**TASK:**
Wherever the string "曾道人说" occurs in a line of these records, report that line.

**Saved entries:**
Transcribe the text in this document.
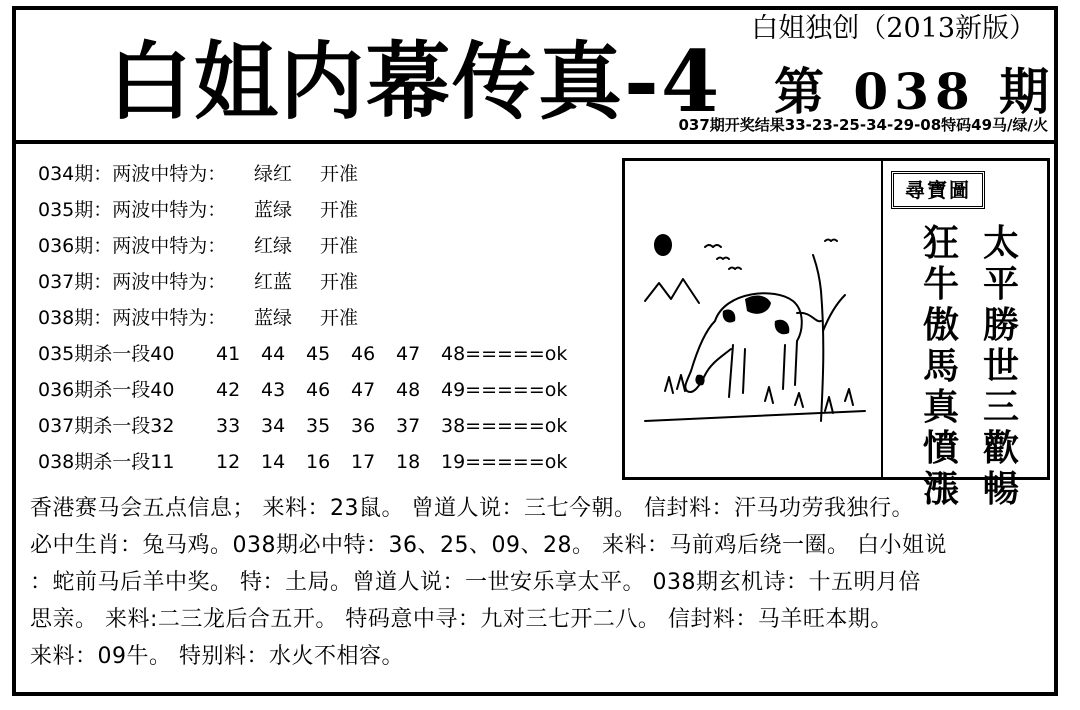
白姐内幕传真-4
白姐独创（2013新版）
第 038 期
037期开奖结果33-23-25-34-29-08特码49马/绿/火
034期：两波中特为： 绿红 开准
035期：两波中特为： 蓝绿 开准
036期：两波中特为： 红绿 开准
037期：两波中特为： 红蓝 开准
038期：两波中特为： 蓝绿 开准
035期杀一段40	41	44	45	46	47	48=====ok
036期杀一段40	42	43	46	47	48	49=====ok
037期杀一段32	33	34	35	36	37	38=====ok
038期杀一段11	12	14	16	17	18	19=====ok
尋寶圖
太平勝世三歡暢
狂牛傲馬真憤漲
香港赛马会五点信息； 来料：23鼠。 曾道人说：三七今朝。 信封料：汗马功劳我独行。
必中生肖：兔马鸡。038期必中特：36、25、09、28。 来料：马前鸡后绕一圈。 白小姐说
：蛇前马后羊中奖。 特：土局。曾道人说：一世安乐享太平。 038期玄机诗：十五明月倍
思亲。 来料:二三龙后合五开。 特码意中寻：九对三七开二八。 信封料：马羊旺本期。
来料：09牛。 特别料：水火不相容。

**EXERCISE OUTPUT:**
香港赛马会五点信息； 来料：23鼠。 曾道人说：三七今朝。 信封料：汗马功劳我独行。
：蛇前马后羊中奖。 特：土局。曾道人说：一世安乐享太平。 038期玄机诗：十五明月倍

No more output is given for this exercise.